* WHAT YOU NEED TO DO: Go through the material below and copy all lines with "xlabel".

* DATASET:
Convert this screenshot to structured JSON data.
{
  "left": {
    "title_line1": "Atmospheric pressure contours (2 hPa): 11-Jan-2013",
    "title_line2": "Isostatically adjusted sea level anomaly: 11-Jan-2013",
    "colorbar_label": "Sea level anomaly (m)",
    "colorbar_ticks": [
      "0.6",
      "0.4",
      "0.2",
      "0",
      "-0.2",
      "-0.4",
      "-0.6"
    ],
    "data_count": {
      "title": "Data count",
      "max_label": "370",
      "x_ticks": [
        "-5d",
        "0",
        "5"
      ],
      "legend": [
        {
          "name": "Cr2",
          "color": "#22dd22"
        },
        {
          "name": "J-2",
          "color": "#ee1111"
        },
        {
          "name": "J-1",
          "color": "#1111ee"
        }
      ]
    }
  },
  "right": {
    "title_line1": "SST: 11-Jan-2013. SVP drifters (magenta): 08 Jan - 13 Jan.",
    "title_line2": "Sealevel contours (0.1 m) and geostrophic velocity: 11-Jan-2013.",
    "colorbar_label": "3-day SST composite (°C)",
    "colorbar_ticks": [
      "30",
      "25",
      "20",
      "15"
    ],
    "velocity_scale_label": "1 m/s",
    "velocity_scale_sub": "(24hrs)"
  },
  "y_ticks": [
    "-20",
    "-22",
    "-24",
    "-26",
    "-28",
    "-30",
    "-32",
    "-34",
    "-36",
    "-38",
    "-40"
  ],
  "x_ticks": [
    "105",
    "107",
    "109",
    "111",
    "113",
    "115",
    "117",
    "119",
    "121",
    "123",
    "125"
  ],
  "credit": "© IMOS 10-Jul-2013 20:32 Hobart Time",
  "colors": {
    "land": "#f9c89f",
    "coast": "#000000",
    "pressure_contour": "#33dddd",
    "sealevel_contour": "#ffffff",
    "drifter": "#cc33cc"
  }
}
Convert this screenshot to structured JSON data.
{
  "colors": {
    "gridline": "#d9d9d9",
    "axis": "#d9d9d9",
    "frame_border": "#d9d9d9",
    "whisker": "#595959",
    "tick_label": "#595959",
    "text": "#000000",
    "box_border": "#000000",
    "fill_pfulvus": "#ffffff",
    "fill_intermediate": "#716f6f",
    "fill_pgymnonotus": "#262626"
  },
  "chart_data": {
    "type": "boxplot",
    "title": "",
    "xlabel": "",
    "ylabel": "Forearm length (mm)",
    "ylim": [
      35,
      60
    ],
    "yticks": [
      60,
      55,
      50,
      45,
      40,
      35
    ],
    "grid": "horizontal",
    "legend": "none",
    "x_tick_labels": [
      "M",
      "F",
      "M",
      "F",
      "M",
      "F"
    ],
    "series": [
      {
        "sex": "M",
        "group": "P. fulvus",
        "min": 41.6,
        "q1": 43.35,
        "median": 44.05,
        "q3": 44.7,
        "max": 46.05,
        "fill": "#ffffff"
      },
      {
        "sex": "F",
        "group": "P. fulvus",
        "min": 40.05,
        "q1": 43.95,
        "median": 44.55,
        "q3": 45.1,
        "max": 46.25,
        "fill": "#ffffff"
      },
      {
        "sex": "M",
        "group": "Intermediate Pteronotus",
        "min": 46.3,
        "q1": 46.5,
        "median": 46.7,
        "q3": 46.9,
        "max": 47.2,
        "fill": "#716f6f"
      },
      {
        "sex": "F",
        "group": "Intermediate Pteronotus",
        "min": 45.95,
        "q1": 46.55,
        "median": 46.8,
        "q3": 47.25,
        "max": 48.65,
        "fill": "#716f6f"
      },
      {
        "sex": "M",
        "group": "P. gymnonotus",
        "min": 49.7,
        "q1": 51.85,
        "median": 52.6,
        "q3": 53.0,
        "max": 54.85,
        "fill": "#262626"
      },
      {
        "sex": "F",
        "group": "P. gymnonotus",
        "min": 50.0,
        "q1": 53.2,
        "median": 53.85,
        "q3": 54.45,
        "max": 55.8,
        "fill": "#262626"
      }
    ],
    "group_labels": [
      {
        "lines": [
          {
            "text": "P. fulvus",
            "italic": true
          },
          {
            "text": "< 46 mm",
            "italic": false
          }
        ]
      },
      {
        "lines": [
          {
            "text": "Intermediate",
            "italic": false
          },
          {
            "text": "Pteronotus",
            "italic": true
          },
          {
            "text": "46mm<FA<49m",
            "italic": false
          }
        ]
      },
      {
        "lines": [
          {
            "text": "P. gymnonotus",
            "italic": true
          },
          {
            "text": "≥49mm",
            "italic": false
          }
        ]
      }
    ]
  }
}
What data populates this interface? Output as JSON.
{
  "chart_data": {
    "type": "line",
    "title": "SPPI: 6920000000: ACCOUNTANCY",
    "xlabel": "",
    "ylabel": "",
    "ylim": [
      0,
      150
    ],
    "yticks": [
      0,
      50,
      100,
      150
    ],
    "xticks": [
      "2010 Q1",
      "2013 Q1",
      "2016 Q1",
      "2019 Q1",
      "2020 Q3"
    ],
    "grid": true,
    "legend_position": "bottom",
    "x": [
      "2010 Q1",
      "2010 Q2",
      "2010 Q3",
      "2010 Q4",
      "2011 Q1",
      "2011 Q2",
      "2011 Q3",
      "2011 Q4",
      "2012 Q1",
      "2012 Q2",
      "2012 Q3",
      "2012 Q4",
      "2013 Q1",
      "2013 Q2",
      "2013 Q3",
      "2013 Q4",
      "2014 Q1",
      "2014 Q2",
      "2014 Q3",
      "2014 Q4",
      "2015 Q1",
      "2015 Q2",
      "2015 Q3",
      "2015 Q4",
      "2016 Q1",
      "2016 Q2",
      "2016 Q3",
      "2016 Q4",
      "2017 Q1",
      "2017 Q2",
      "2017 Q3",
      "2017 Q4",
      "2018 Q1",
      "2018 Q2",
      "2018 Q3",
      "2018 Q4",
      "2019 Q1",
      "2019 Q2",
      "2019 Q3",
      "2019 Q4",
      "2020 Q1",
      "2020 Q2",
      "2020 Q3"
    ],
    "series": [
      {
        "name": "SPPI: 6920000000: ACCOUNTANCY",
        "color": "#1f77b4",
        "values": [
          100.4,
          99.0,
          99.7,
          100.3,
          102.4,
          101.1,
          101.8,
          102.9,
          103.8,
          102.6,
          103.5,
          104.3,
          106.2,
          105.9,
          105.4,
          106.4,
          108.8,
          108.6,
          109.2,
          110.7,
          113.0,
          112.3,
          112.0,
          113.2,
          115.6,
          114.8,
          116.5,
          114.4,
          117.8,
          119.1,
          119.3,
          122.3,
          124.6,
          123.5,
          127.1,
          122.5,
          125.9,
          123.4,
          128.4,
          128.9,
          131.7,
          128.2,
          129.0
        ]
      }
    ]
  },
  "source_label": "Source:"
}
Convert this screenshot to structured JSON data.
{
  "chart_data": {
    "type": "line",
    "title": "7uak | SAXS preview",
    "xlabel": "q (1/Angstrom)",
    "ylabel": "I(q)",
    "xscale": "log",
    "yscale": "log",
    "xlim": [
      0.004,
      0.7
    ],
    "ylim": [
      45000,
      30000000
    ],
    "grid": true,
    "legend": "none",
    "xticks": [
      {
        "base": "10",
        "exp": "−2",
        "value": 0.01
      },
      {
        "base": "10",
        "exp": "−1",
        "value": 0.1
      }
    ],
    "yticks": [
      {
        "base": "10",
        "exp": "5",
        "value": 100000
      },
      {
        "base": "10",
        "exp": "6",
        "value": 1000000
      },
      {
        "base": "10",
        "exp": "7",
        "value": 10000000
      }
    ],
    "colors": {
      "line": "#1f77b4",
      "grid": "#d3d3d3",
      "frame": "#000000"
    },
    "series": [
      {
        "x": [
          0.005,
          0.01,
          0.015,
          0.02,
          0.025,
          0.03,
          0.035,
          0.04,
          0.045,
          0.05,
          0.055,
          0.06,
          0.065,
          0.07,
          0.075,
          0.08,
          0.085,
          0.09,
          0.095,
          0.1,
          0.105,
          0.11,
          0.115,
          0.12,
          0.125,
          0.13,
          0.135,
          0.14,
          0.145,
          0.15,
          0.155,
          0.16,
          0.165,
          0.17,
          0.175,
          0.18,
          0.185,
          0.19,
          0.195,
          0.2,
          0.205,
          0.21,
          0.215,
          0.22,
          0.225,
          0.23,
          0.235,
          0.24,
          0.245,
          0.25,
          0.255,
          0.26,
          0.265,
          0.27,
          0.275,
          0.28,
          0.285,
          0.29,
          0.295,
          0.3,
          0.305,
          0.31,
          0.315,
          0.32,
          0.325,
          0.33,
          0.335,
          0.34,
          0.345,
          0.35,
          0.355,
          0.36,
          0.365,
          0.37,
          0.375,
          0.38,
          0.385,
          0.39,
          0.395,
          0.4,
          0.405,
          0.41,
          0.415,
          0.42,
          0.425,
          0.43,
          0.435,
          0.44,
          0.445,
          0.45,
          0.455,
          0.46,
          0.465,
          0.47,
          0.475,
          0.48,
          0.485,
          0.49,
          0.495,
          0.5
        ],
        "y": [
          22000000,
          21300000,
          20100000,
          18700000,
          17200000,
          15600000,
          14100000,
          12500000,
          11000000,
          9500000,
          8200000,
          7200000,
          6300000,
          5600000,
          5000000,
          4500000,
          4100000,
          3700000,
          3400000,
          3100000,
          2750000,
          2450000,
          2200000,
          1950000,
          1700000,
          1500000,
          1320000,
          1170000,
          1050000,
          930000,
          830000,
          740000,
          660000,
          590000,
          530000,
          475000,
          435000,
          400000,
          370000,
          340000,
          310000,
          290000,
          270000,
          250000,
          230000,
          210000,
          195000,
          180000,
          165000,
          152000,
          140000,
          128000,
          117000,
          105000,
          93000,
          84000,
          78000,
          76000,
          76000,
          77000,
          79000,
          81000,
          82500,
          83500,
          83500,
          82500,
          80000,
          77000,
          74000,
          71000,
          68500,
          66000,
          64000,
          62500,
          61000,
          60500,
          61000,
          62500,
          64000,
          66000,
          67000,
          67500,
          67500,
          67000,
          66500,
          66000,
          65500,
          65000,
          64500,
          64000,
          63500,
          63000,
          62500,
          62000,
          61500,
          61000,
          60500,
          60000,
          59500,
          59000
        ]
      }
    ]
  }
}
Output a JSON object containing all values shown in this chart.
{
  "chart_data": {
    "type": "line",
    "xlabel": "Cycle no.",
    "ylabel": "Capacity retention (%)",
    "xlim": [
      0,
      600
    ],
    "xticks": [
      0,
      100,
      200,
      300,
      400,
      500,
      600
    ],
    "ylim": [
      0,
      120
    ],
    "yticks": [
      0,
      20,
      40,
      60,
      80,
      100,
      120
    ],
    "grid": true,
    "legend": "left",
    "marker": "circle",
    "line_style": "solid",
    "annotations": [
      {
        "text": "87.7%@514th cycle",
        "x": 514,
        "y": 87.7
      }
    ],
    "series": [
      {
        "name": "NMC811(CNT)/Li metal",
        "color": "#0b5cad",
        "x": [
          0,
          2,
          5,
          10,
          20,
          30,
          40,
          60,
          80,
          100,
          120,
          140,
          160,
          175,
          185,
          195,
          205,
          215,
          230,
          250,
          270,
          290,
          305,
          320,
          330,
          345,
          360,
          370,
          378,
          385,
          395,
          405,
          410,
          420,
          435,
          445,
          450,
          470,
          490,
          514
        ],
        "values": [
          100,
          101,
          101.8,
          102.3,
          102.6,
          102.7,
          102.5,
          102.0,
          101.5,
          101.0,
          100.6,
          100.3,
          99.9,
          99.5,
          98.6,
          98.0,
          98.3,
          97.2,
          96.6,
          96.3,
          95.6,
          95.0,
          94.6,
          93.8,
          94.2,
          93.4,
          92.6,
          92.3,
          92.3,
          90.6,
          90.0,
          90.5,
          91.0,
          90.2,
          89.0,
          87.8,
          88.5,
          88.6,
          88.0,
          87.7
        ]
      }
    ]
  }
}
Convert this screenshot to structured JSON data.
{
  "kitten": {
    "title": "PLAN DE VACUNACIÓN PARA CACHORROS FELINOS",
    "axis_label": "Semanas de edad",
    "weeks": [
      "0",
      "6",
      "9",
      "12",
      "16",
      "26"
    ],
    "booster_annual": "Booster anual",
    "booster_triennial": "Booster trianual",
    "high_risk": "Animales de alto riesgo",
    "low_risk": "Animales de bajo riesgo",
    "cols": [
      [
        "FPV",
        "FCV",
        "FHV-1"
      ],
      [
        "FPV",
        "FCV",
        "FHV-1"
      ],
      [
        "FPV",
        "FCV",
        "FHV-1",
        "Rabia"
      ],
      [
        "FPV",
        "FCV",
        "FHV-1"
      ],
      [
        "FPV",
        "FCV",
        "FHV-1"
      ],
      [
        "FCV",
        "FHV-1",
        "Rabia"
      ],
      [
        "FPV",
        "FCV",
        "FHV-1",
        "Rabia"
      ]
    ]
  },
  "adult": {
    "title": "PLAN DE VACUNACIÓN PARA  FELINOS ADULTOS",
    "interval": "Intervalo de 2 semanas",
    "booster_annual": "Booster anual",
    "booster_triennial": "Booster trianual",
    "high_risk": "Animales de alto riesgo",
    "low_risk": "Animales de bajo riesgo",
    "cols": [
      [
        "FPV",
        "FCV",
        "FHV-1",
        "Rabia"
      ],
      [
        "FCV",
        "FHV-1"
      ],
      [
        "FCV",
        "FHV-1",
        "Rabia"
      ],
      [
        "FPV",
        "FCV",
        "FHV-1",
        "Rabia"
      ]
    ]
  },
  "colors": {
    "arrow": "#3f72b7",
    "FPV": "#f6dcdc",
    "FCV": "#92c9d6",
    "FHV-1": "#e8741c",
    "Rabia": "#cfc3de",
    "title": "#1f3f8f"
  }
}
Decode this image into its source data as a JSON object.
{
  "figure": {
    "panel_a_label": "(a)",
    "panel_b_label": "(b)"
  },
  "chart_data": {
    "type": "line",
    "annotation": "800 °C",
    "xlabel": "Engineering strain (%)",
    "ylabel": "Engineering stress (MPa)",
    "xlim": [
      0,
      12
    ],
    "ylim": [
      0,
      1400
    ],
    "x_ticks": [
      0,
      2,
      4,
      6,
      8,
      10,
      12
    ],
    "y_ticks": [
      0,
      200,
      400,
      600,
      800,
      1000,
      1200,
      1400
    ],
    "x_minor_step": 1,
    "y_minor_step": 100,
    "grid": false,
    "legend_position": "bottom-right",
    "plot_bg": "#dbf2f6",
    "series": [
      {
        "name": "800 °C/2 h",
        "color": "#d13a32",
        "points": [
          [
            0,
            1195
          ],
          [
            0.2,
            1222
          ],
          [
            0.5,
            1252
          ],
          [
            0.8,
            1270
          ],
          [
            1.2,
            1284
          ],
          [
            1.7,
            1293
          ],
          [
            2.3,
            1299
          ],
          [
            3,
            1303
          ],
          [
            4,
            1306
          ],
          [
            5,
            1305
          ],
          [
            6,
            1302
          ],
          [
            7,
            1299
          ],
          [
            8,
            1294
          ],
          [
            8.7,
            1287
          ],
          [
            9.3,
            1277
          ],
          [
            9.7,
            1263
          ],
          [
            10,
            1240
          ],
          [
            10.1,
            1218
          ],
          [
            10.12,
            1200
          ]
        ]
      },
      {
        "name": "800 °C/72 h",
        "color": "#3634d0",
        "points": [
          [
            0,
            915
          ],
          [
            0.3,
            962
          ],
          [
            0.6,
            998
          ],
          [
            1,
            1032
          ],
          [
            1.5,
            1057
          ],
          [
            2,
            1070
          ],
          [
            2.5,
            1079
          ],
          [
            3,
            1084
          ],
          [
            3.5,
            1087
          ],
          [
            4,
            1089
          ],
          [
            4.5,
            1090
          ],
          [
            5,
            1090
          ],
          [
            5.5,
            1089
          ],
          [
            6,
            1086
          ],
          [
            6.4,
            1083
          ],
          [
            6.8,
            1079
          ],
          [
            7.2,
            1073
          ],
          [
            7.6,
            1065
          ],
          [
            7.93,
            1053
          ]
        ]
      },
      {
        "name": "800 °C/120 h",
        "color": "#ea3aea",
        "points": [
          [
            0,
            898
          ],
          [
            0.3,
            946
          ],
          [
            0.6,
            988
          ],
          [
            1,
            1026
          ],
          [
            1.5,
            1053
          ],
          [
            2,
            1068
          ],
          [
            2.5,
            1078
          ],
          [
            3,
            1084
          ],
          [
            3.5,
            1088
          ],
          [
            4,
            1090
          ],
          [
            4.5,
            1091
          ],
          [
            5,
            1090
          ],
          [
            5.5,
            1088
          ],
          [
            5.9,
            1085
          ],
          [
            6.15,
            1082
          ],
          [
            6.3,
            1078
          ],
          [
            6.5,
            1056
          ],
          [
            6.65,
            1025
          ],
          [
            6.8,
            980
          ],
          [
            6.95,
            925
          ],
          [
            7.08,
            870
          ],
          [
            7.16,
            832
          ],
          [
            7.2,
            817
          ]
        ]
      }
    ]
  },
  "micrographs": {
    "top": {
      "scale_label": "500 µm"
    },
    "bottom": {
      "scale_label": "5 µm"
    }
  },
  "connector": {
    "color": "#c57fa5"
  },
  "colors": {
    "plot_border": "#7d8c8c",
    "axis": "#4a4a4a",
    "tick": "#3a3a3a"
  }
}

* FINISHED TASK:
    "xlabel": "",
    "xlabel": "",
    "xlabel": "q (1/Angstrom)",
    "xlabel": "Cycle no.",
    "xlabel": "Engineering strain (%)",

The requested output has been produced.